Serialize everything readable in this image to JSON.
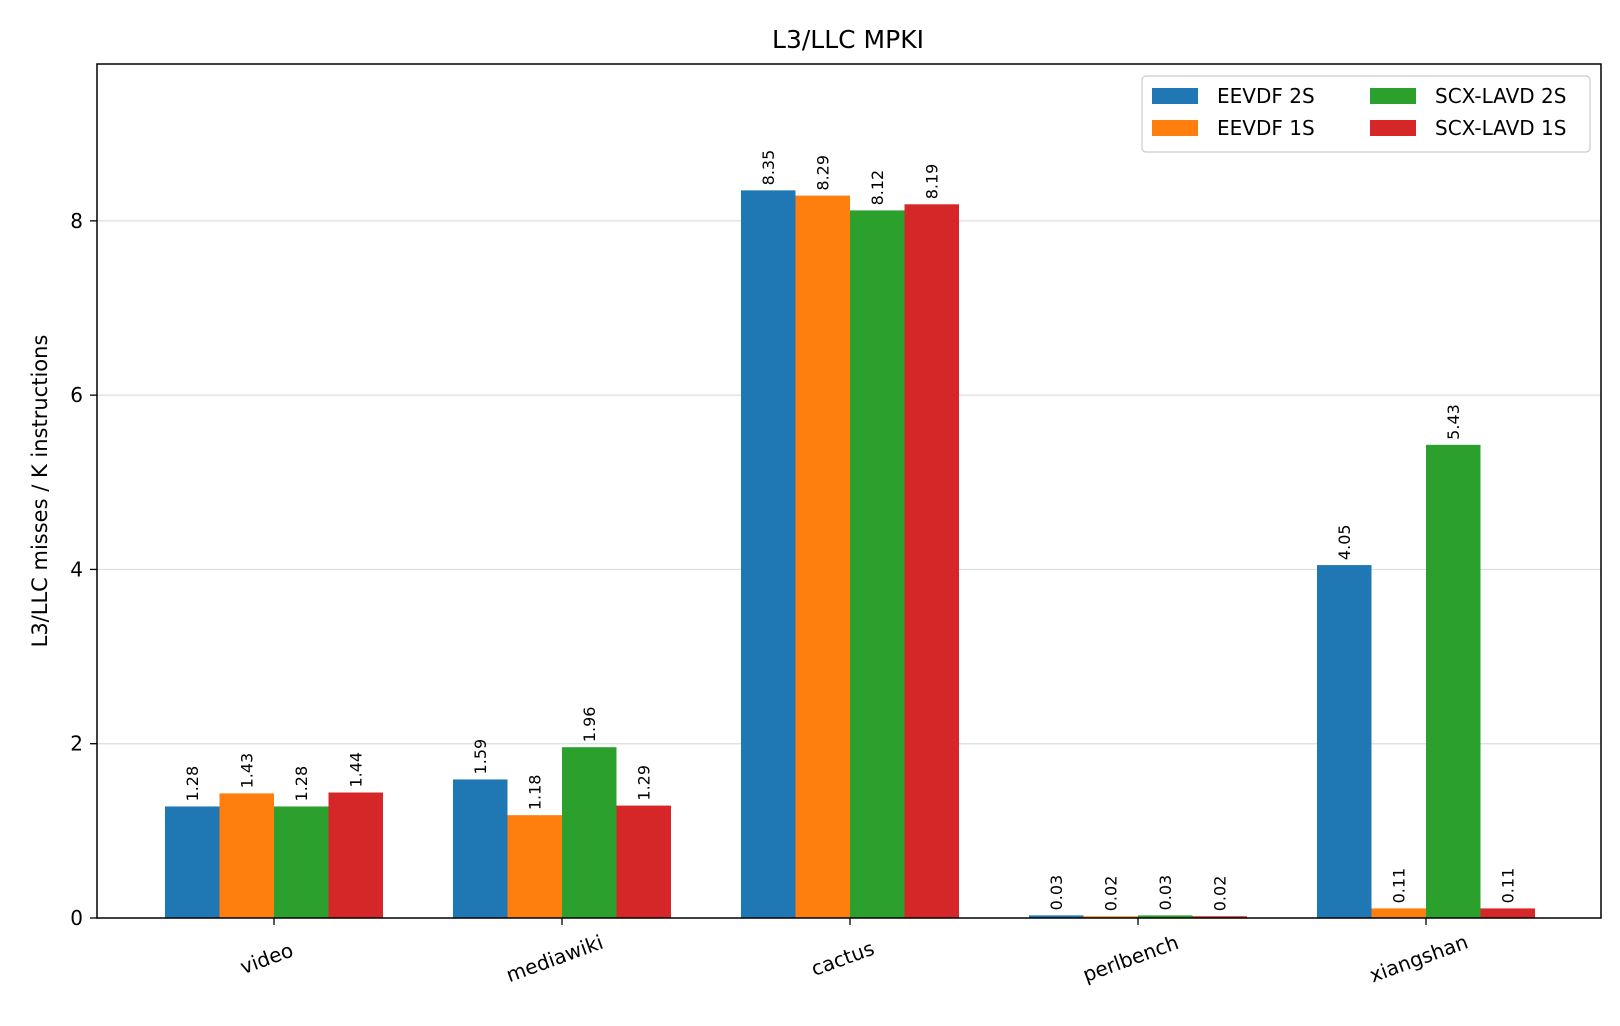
{
  "chart_data": {
    "type": "bar",
    "title": "L3/LLC MPKI",
    "xlabel": "",
    "ylabel": "L3/LLC misses / K instructions",
    "ylim": [
      0,
      9.8
    ],
    "yticks": [
      0,
      2,
      4,
      6,
      8
    ],
    "grid": "y",
    "legend": "top-right",
    "categories": [
      "video",
      "mediawiki",
      "cactus",
      "perlbench",
      "xiangshan"
    ],
    "series": [
      {
        "name": "EEVDF 2S",
        "color": "#1f77b4",
        "values": [
          1.28,
          1.59,
          8.35,
          0.03,
          4.05
        ]
      },
      {
        "name": "EEVDF 1S",
        "color": "#ff7f0e",
        "values": [
          1.43,
          1.18,
          8.29,
          0.02,
          0.11
        ]
      },
      {
        "name": "SCX-LAVD 2S",
        "color": "#2ca02c",
        "values": [
          1.28,
          1.96,
          8.12,
          0.03,
          5.43
        ]
      },
      {
        "name": "SCX-LAVD 1S",
        "color": "#d62728",
        "values": [
          1.44,
          1.29,
          8.19,
          0.02,
          0.11
        ]
      }
    ]
  }
}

---

**Your task**
Keep every word of the data as it is when you write it out, but drop the pictures.

**Solution to this problem**
Serialize everything readable in this image to JSON.
{
  "chart_data": {
    "type": "bar",
    "title": "L3/LLC MPKI",
    "xlabel": "",
    "ylabel": "L3/LLC misses / K instructions",
    "ylim": [
      0,
      9.8
    ],
    "yticks": [
      0,
      2,
      4,
      6,
      8
    ],
    "grid": "y",
    "legend": "top-right",
    "categories": [
      "video",
      "mediawiki",
      "cactus",
      "perlbench",
      "xiangshan"
    ],
    "series": [
      {
        "name": "EEVDF 2S",
        "color": "#1f77b4",
        "values": [
          1.28,
          1.59,
          8.35,
          0.03,
          4.05
        ]
      },
      {
        "name": "EEVDF 1S",
        "color": "#ff7f0e",
        "values": [
          1.43,
          1.18,
          8.29,
          0.02,
          0.11
        ]
      },
      {
        "name": "SCX-LAVD 2S",
        "color": "#2ca02c",
        "values": [
          1.28,
          1.96,
          8.12,
          0.03,
          5.43
        ]
      },
      {
        "name": "SCX-LAVD 1S",
        "color": "#d62728",
        "values": [
          1.44,
          1.29,
          8.19,
          0.02,
          0.11
        ]
      }
    ]
  }
}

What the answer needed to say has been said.